▶ **WHAT YOU HAVE TO DO**:
Reproduce the records exactly.
-- Start of DATA TO PROCESS --
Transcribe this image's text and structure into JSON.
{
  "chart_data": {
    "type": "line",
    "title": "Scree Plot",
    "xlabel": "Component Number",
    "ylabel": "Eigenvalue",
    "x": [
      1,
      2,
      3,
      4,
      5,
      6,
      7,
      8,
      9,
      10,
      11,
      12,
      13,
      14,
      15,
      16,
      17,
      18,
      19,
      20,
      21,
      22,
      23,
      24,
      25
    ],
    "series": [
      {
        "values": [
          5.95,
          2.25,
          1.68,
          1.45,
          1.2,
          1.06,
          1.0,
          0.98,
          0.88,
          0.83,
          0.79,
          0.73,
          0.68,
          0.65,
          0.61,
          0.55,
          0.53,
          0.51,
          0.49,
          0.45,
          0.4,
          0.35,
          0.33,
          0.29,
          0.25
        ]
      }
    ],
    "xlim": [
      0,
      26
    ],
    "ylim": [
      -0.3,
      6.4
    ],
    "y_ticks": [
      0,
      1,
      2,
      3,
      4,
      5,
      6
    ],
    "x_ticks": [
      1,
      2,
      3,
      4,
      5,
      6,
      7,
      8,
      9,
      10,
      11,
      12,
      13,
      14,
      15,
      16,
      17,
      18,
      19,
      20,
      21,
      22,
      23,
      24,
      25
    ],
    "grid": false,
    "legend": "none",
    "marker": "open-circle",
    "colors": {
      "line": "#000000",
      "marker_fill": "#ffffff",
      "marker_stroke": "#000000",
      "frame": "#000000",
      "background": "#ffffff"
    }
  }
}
-- End of DATA TO PROCESS --
▶ **TASK ANSWER**:
Transcribe this image's text and structure into JSON.
{
  "chart_data": {
    "type": "line",
    "title": "Scree Plot",
    "xlabel": "Component Number",
    "ylabel": "Eigenvalue",
    "x": [
      1,
      2,
      3,
      4,
      5,
      6,
      7,
      8,
      9,
      10,
      11,
      12,
      13,
      14,
      15,
      16,
      17,
      18,
      19,
      20,
      21,
      22,
      23,
      24,
      25
    ],
    "series": [
      {
        "values": [
          5.95,
          2.25,
          1.68,
          1.45,
          1.2,
          1.06,
          1.0,
          0.98,
          0.88,
          0.83,
          0.79,
          0.73,
          0.68,
          0.65,
          0.61,
          0.55,
          0.53,
          0.51,
          0.49,
          0.45,
          0.4,
          0.35,
          0.33,
          0.29,
          0.25
        ]
      }
    ],
    "xlim": [
      0,
      26
    ],
    "ylim": [
      -0.3,
      6.4
    ],
    "y_ticks": [
      0,
      1,
      2,
      3,
      4,
      5,
      6
    ],
    "x_ticks": [
      1,
      2,
      3,
      4,
      5,
      6,
      7,
      8,
      9,
      10,
      11,
      12,
      13,
      14,
      15,
      16,
      17,
      18,
      19,
      20,
      21,
      22,
      23,
      24,
      25
    ],
    "grid": false,
    "legend": "none",
    "marker": "open-circle",
    "colors": {
      "line": "#000000",
      "marker_fill": "#ffffff",
      "marker_stroke": "#000000",
      "frame": "#000000",
      "background": "#ffffff"
    }
  }
}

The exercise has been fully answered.